[start]

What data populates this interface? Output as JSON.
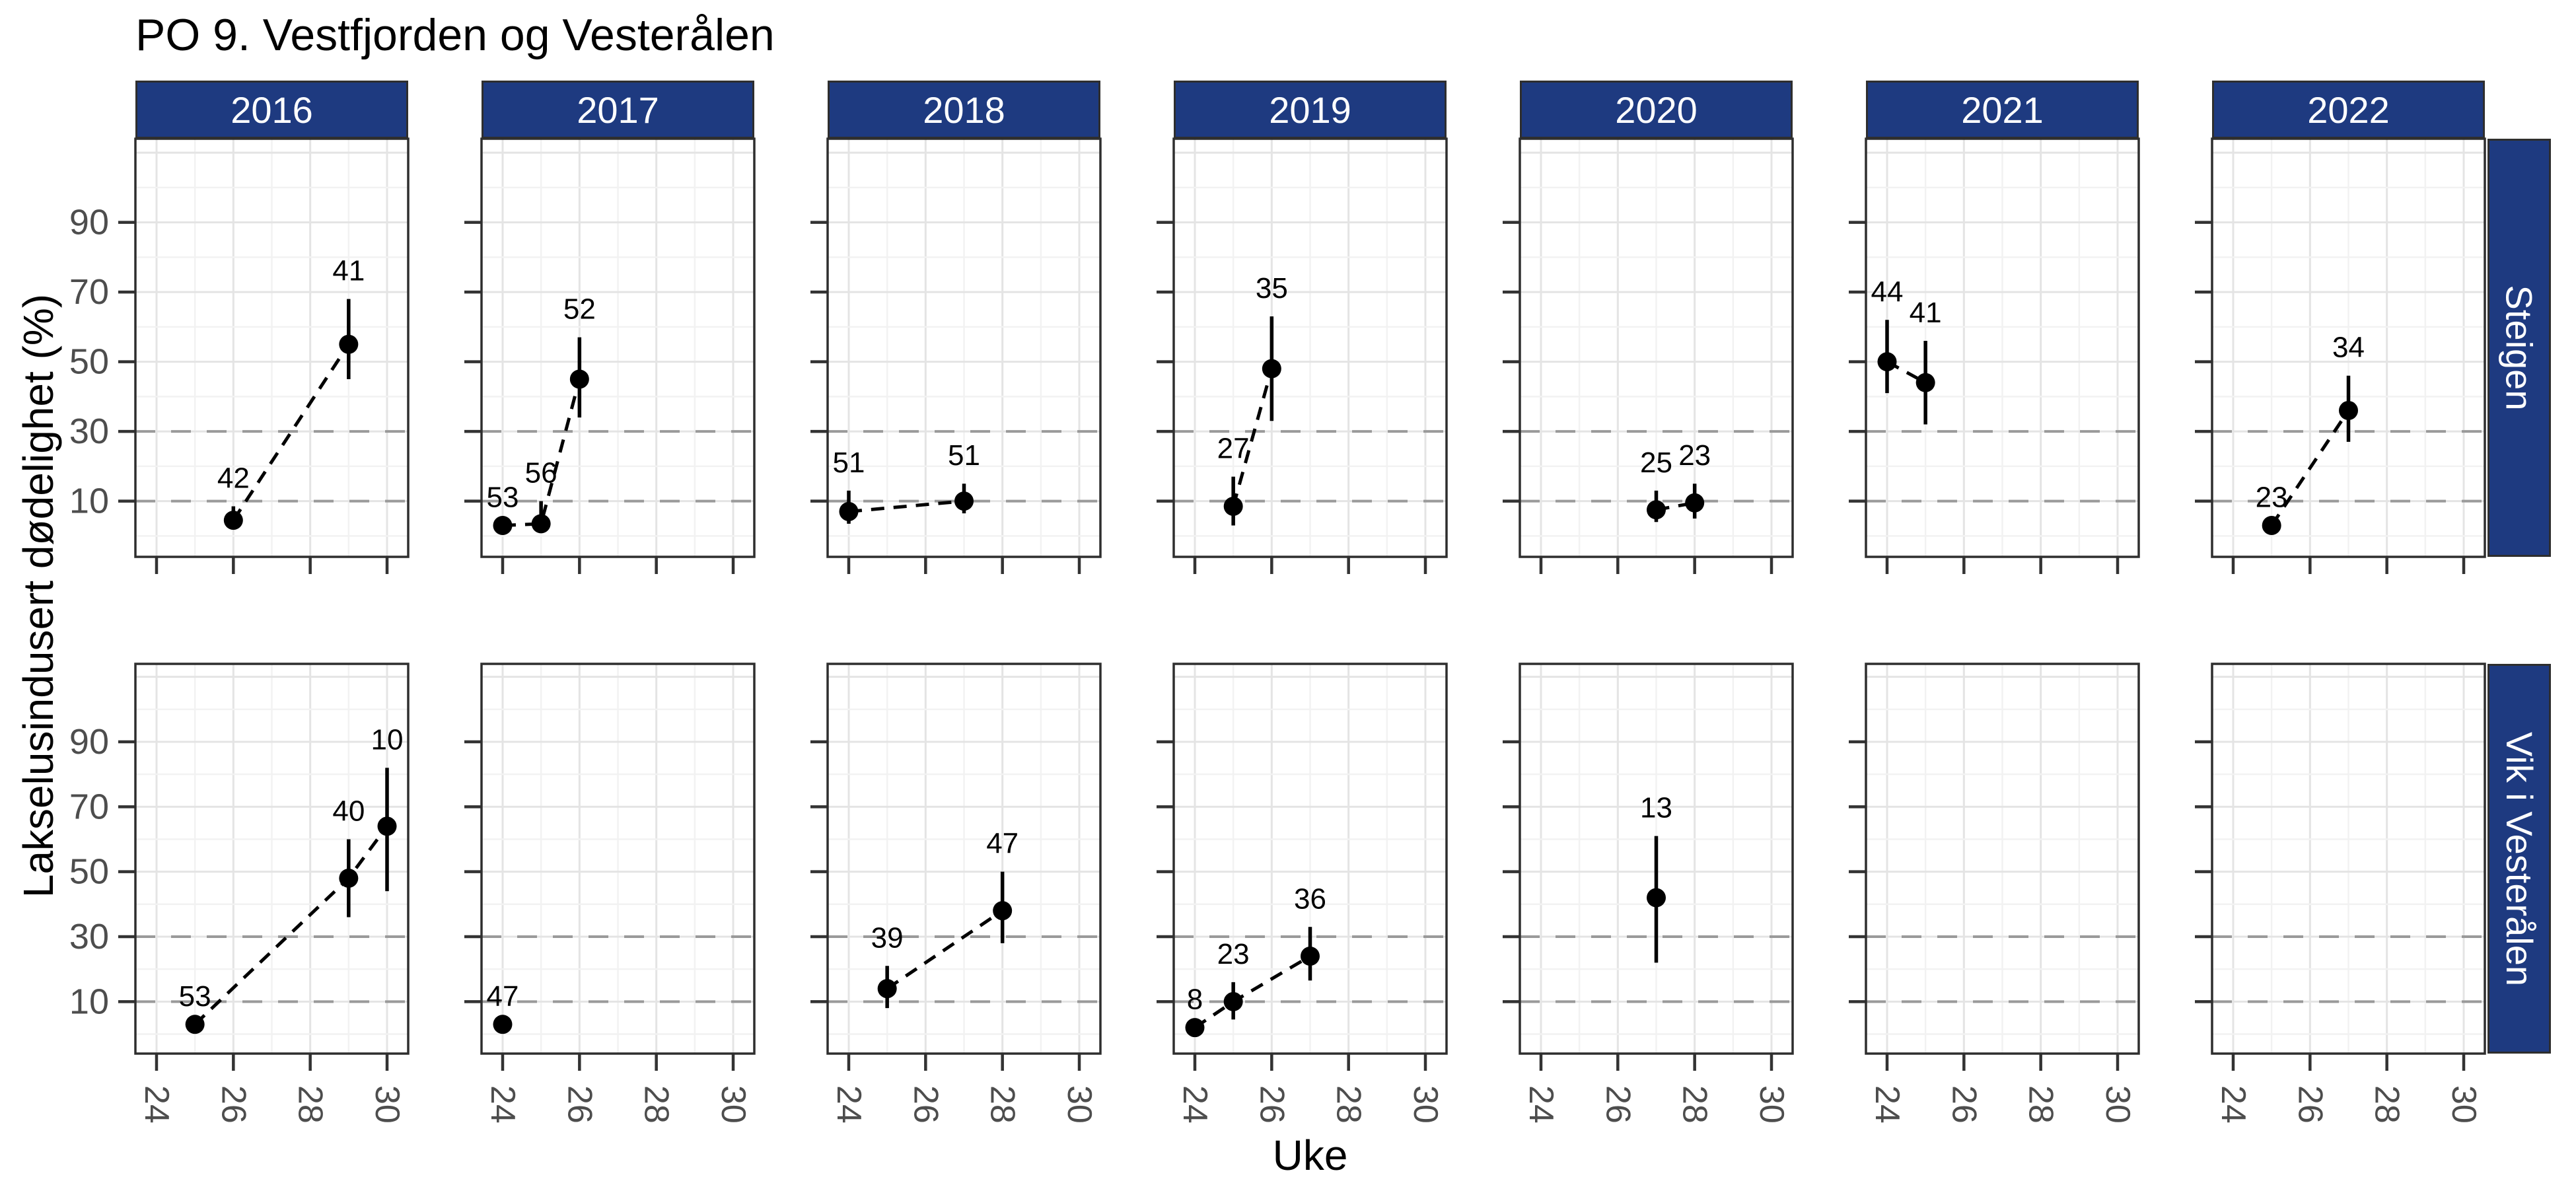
{
  "title": "PO 9. Vestfjorden og Vesterålen",
  "colors": {
    "strip_bg": "#1e3a80",
    "strip_text": "#ffffff",
    "axis_text": "#4d4d4d",
    "grid_major": "#e4e4e4",
    "grid_minor": "#f2f2f2",
    "threshold_line": "#9a9a9a",
    "data_color": "#000000",
    "panel_border": "#2e2e2e"
  },
  "chart_data": {
    "type": "scatter",
    "title": "PO 9. Vestfjorden og Vesterålen",
    "xlabel": "Uke",
    "ylabel": "Lakselusindusert dødelighet (%)",
    "facet_columns": [
      "2016",
      "2017",
      "2018",
      "2019",
      "2020",
      "2021",
      "2022"
    ],
    "facet_rows": [
      "Steigen",
      "Vik i Vesterålen"
    ],
    "x_major_ticks": [
      24,
      26,
      28,
      30
    ],
    "x_minor_ticks": [
      25,
      27,
      29
    ],
    "y_major_ticks": [
      90,
      70,
      50,
      30,
      10
    ],
    "y_minor_gridlines": [
      0,
      20,
      40,
      60,
      80,
      100
    ],
    "y_extra_major_gridlines": [
      110
    ],
    "threshold_lines": [
      10,
      30
    ],
    "xlim": [
      23.45,
      30.55
    ],
    "ylim": [
      -6,
      114
    ],
    "grid": true,
    "legend": "none",
    "point_annotation_meaning": "number label printed above each point",
    "panels": [
      {
        "row": "Steigen",
        "col": "2016",
        "points": [
          {
            "week": 26,
            "value": 4.5,
            "lo": 2.5,
            "hi": 8.5,
            "label": "42"
          },
          {
            "week": 29,
            "value": 55,
            "lo": 45,
            "hi": 68,
            "label": "41"
          }
        ]
      },
      {
        "row": "Steigen",
        "col": "2017",
        "points": [
          {
            "week": 24,
            "value": 3,
            "lo": null,
            "hi": null,
            "label": "53"
          },
          {
            "week": 25,
            "value": 3.5,
            "lo": 1.5,
            "hi": 10,
            "label": "56"
          },
          {
            "week": 26,
            "value": 45,
            "lo": 34,
            "hi": 57,
            "label": "52"
          }
        ]
      },
      {
        "row": "Steigen",
        "col": "2018",
        "points": [
          {
            "week": 24,
            "value": 7,
            "lo": 3.5,
            "hi": 13,
            "label": "51"
          },
          {
            "week": 27,
            "value": 10,
            "lo": 6.5,
            "hi": 15,
            "label": "51"
          }
        ]
      },
      {
        "row": "Steigen",
        "col": "2019",
        "points": [
          {
            "week": 25,
            "value": 8.5,
            "lo": 3,
            "hi": 17,
            "label": "27"
          },
          {
            "week": 26,
            "value": 48,
            "lo": 33,
            "hi": 63,
            "label": "35"
          }
        ]
      },
      {
        "row": "Steigen",
        "col": "2020",
        "points": [
          {
            "week": 27,
            "value": 7.5,
            "lo": 4,
            "hi": 13,
            "label": "25"
          },
          {
            "week": 28,
            "value": 9.5,
            "lo": 5,
            "hi": 15,
            "label": "23"
          }
        ]
      },
      {
        "row": "Steigen",
        "col": "2021",
        "points": [
          {
            "week": 24,
            "value": 50,
            "lo": 41,
            "hi": 62,
            "label": "44"
          },
          {
            "week": 25,
            "value": 44,
            "lo": 32,
            "hi": 56,
            "label": "41"
          }
        ]
      },
      {
        "row": "Steigen",
        "col": "2022",
        "points": [
          {
            "week": 25,
            "value": 3,
            "lo": null,
            "hi": null,
            "label": "23"
          },
          {
            "week": 27,
            "value": 36,
            "lo": 27,
            "hi": 46,
            "label": "34"
          }
        ]
      },
      {
        "row": "Vik i Vesterålen",
        "col": "2016",
        "points": [
          {
            "week": 25,
            "value": 3,
            "lo": null,
            "hi": null,
            "label": "53"
          },
          {
            "week": 29,
            "value": 48,
            "lo": 36,
            "hi": 60,
            "label": "40"
          },
          {
            "week": 30,
            "value": 64,
            "lo": 44,
            "hi": 82,
            "label": "10"
          }
        ]
      },
      {
        "row": "Vik i Vesterålen",
        "col": "2017",
        "points": [
          {
            "week": 24,
            "value": 3,
            "lo": null,
            "hi": null,
            "label": "47"
          }
        ]
      },
      {
        "row": "Vik i Vesterålen",
        "col": "2018",
        "points": [
          {
            "week": 25,
            "value": 14,
            "lo": 8,
            "hi": 21,
            "label": "39"
          },
          {
            "week": 28,
            "value": 38,
            "lo": 28,
            "hi": 50,
            "label": "47"
          }
        ]
      },
      {
        "row": "Vik i Vesterålen",
        "col": "2019",
        "points": [
          {
            "week": 24,
            "value": 2,
            "lo": null,
            "hi": null,
            "label": "8"
          },
          {
            "week": 25,
            "value": 10,
            "lo": 4.5,
            "hi": 16,
            "label": "23"
          },
          {
            "week": 27,
            "value": 24,
            "lo": 16.5,
            "hi": 33,
            "label": "36"
          }
        ]
      },
      {
        "row": "Vik i Vesterålen",
        "col": "2020",
        "points": [
          {
            "week": 27,
            "value": 42,
            "lo": 22,
            "hi": 61,
            "label": "13"
          }
        ]
      },
      {
        "row": "Vik i Vesterålen",
        "col": "2021",
        "points": []
      },
      {
        "row": "Vik i Vesterålen",
        "col": "2022",
        "points": []
      }
    ]
  }
}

[end]

● EXERCISE
Write out the full listing verbatim, excluding its pictures.

● CORRECT RESPONSE
What data populates this interface? Output as JSON.
{
  "title": "PO 9. Vestfjorden og Vesterålen",
  "colors": {
    "strip_bg": "#1e3a80",
    "strip_text": "#ffffff",
    "axis_text": "#4d4d4d",
    "grid_major": "#e4e4e4",
    "grid_minor": "#f2f2f2",
    "threshold_line": "#9a9a9a",
    "data_color": "#000000",
    "panel_border": "#2e2e2e"
  },
  "chart_data": {
    "type": "scatter",
    "title": "PO 9. Vestfjorden og Vesterålen",
    "xlabel": "Uke",
    "ylabel": "Lakselusindusert dødelighet (%)",
    "facet_columns": [
      "2016",
      "2017",
      "2018",
      "2019",
      "2020",
      "2021",
      "2022"
    ],
    "facet_rows": [
      "Steigen",
      "Vik i Vesterålen"
    ],
    "x_major_ticks": [
      24,
      26,
      28,
      30
    ],
    "x_minor_ticks": [
      25,
      27,
      29
    ],
    "y_major_ticks": [
      90,
      70,
      50,
      30,
      10
    ],
    "y_minor_gridlines": [
      0,
      20,
      40,
      60,
      80,
      100
    ],
    "y_extra_major_gridlines": [
      110
    ],
    "threshold_lines": [
      10,
      30
    ],
    "xlim": [
      23.45,
      30.55
    ],
    "ylim": [
      -6,
      114
    ],
    "grid": true,
    "legend": "none",
    "point_annotation_meaning": "number label printed above each point",
    "panels": [
      {
        "row": "Steigen",
        "col": "2016",
        "points": [
          {
            "week": 26,
            "value": 4.5,
            "lo": 2.5,
            "hi": 8.5,
            "label": "42"
          },
          {
            "week": 29,
            "value": 55,
            "lo": 45,
            "hi": 68,
            "label": "41"
          }
        ]
      },
      {
        "row": "Steigen",
        "col": "2017",
        "points": [
          {
            "week": 24,
            "value": 3,
            "lo": null,
            "hi": null,
            "label": "53"
          },
          {
            "week": 25,
            "value": 3.5,
            "lo": 1.5,
            "hi": 10,
            "label": "56"
          },
          {
            "week": 26,
            "value": 45,
            "lo": 34,
            "hi": 57,
            "label": "52"
          }
        ]
      },
      {
        "row": "Steigen",
        "col": "2018",
        "points": [
          {
            "week": 24,
            "value": 7,
            "lo": 3.5,
            "hi": 13,
            "label": "51"
          },
          {
            "week": 27,
            "value": 10,
            "lo": 6.5,
            "hi": 15,
            "label": "51"
          }
        ]
      },
      {
        "row": "Steigen",
        "col": "2019",
        "points": [
          {
            "week": 25,
            "value": 8.5,
            "lo": 3,
            "hi": 17,
            "label": "27"
          },
          {
            "week": 26,
            "value": 48,
            "lo": 33,
            "hi": 63,
            "label": "35"
          }
        ]
      },
      {
        "row": "Steigen",
        "col": "2020",
        "points": [
          {
            "week": 27,
            "value": 7.5,
            "lo": 4,
            "hi": 13,
            "label": "25"
          },
          {
            "week": 28,
            "value": 9.5,
            "lo": 5,
            "hi": 15,
            "label": "23"
          }
        ]
      },
      {
        "row": "Steigen",
        "col": "2021",
        "points": [
          {
            "week": 24,
            "value": 50,
            "lo": 41,
            "hi": 62,
            "label": "44"
          },
          {
            "week": 25,
            "value": 44,
            "lo": 32,
            "hi": 56,
            "label": "41"
          }
        ]
      },
      {
        "row": "Steigen",
        "col": "2022",
        "points": [
          {
            "week": 25,
            "value": 3,
            "lo": null,
            "hi": null,
            "label": "23"
          },
          {
            "week": 27,
            "value": 36,
            "lo": 27,
            "hi": 46,
            "label": "34"
          }
        ]
      },
      {
        "row": "Vik i Vesterålen",
        "col": "2016",
        "points": [
          {
            "week": 25,
            "value": 3,
            "lo": null,
            "hi": null,
            "label": "53"
          },
          {
            "week": 29,
            "value": 48,
            "lo": 36,
            "hi": 60,
            "label": "40"
          },
          {
            "week": 30,
            "value": 64,
            "lo": 44,
            "hi": 82,
            "label": "10"
          }
        ]
      },
      {
        "row": "Vik i Vesterålen",
        "col": "2017",
        "points": [
          {
            "week": 24,
            "value": 3,
            "lo": null,
            "hi": null,
            "label": "47"
          }
        ]
      },
      {
        "row": "Vik i Vesterålen",
        "col": "2018",
        "points": [
          {
            "week": 25,
            "value": 14,
            "lo": 8,
            "hi": 21,
            "label": "39"
          },
          {
            "week": 28,
            "value": 38,
            "lo": 28,
            "hi": 50,
            "label": "47"
          }
        ]
      },
      {
        "row": "Vik i Vesterålen",
        "col": "2019",
        "points": [
          {
            "week": 24,
            "value": 2,
            "lo": null,
            "hi": null,
            "label": "8"
          },
          {
            "week": 25,
            "value": 10,
            "lo": 4.5,
            "hi": 16,
            "label": "23"
          },
          {
            "week": 27,
            "value": 24,
            "lo": 16.5,
            "hi": 33,
            "label": "36"
          }
        ]
      },
      {
        "row": "Vik i Vesterålen",
        "col": "2020",
        "points": [
          {
            "week": 27,
            "value": 42,
            "lo": 22,
            "hi": 61,
            "label": "13"
          }
        ]
      },
      {
        "row": "Vik i Vesterålen",
        "col": "2021",
        "points": []
      },
      {
        "row": "Vik i Vesterålen",
        "col": "2022",
        "points": []
      }
    ]
  }
}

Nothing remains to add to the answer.